Given passage:

════

Choosing College Wisely: Comparative Earning Data as a Key Factor in Selecting Colleges and Majors

In Short

  • The data offered by the College Scorecard (CSC) have facilitated the development of a number of different ranking methodologies that attempt to measure the “value” gained from attending different colleges and programs.

  • This article analyzes five CSC-based systems that measure educational return on investment in various ways.

  • There are important differences in how these methodologies balance the costs of college and median earnings of graduates to assign relative value.

  • Limitations in data granularity prevent important analysis, particularly comparisons of how universities perform with members of underserviced demographic groups.

  • Attempts to augment CSC data with other sources, including Census Bureau data in particular, are flawed because of important differences in how data cohorts are constructed.

The number one reason that students give for going to college is their expectation that a degree will improve their chances of landing a desirable job and earning a good salary. Historically, however, it has been difficult for students and their families to compare how different colleges and programs deliver on this promise. The U.S. Department of Education’s 2015 release of student earning data was a major step toward remedying this problem. The report, called the College Scorecard (CSC; https://collegescorecard.ed.gov/), is now updated annually.

CSC represents a watershed for the college ranking industry. It offers an alternative to traditional ranking systems like U.S. News and World Report, which evaluates schools using inputs like average standardized testing scores, teacher–student ratios, reputation, and alumni giving. U.S. News and World Report also relies on information reported by colleges themselves, which has led to periodic scandals and questions about integrity of data. The old ranking systems are increasingly out of touch at a time of declining enrollment, a major consequence of spiraling costs and soaring levels of student debt. This leads to rising skepticism about the value of higher education.

More and more, families and students are questioning whether college is worth the required investment. CSC is the best source for providing answers to this question. While CSC can only measure average financial outcomes, these are the metrics that students and their families desire most.

In addition, CSC shapes what other ranking systems may now include in their conceptions and methodologies. This has a reforming effect in the higher education selection marketplace.

We review five CSC-based systems that measure educational return on investment (ROI) in various ways. We highlight the value of the different methodologies, explain the shortcomings of CSC data that limit the breadth of analyses possible, and, finally, illustrate how cost and earnings are weighted to varying degrees in the different models.

Third Way

Third Way’s Price-to-Earnings Premium (PEP; https://www.thirdway.org/report/price-to-earnings-premium-a-new-way-of-measuring-return-on-investment-in-higher-ed) is an indicator for students to estimate how quickly their educational investment may pay off economically. Third Way’s PEP measures the relationship between cost and earnings at each reported college and university using two basic metrics:

  1. Total cost

  2. Marginal earnings

Third Way calculates total cost by multiplying the annual net price paid by students against the average time, in years and months, it takes to graduate.

════

Recorded data:
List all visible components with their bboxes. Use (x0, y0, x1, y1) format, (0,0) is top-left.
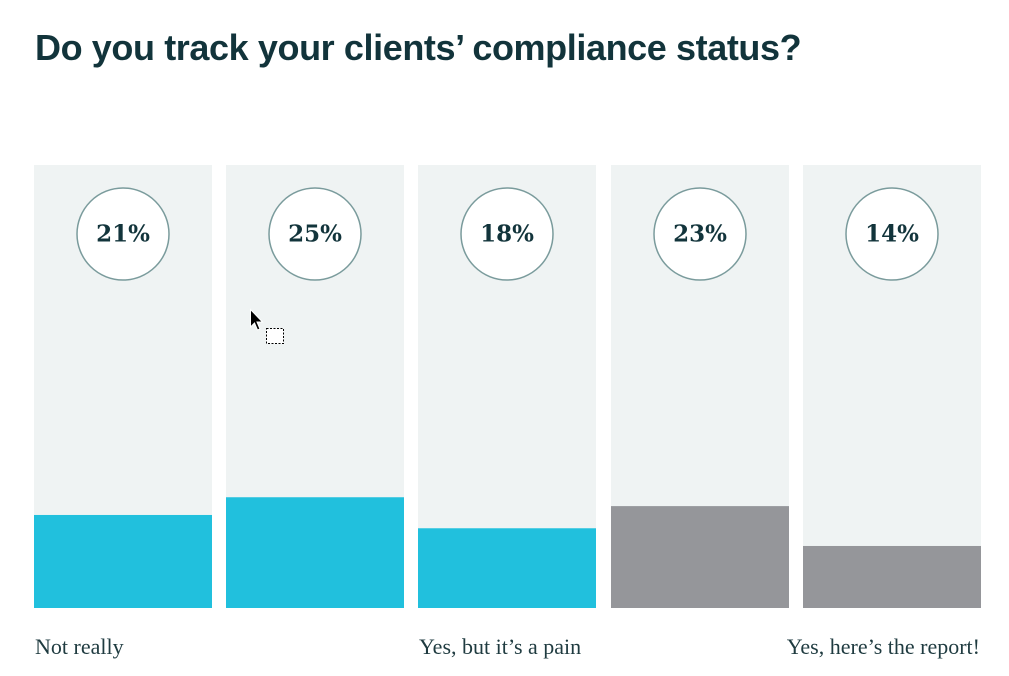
value-badge (460, 187, 554, 281)
bar (34, 514, 212, 608)
data-label: 21% (96, 221, 150, 248)
scale-label-middle: Yes, but it’s a pain (419, 634, 582, 659)
bar-column: 25% (226, 165, 404, 608)
bar (418, 528, 596, 608)
data-label: 14% (865, 221, 919, 248)
bar-column: 18% (418, 165, 596, 608)
data-label: 25% (288, 221, 342, 248)
value-badge (845, 187, 939, 281)
bar-column: 23% (611, 165, 789, 608)
bar (611, 506, 789, 608)
value-badge (268, 187, 362, 281)
bar-column: 21% (34, 165, 212, 608)
bar (226, 497, 404, 608)
scale-label-left: Not really (35, 634, 124, 659)
mouse-cursor-icon (250, 308, 284, 344)
scale-label-right: Yes, here’s the report! (786, 634, 980, 659)
value-badge (653, 187, 747, 281)
data-label: 23% (673, 221, 727, 248)
value-badge (76, 187, 170, 281)
data-label: 18% (480, 221, 534, 248)
bar (803, 545, 981, 608)
chart-title: Do you track your clients’ compliance st… (35, 27, 802, 68)
bar-column: 14% (803, 165, 981, 608)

════

The exercise:
In the passage on comparing college earnings, how does Third Way calculate total cost?

Solution for this exercise:
It multiplies the annual net price students pay by the average time, in years and months, that it takes to graduate.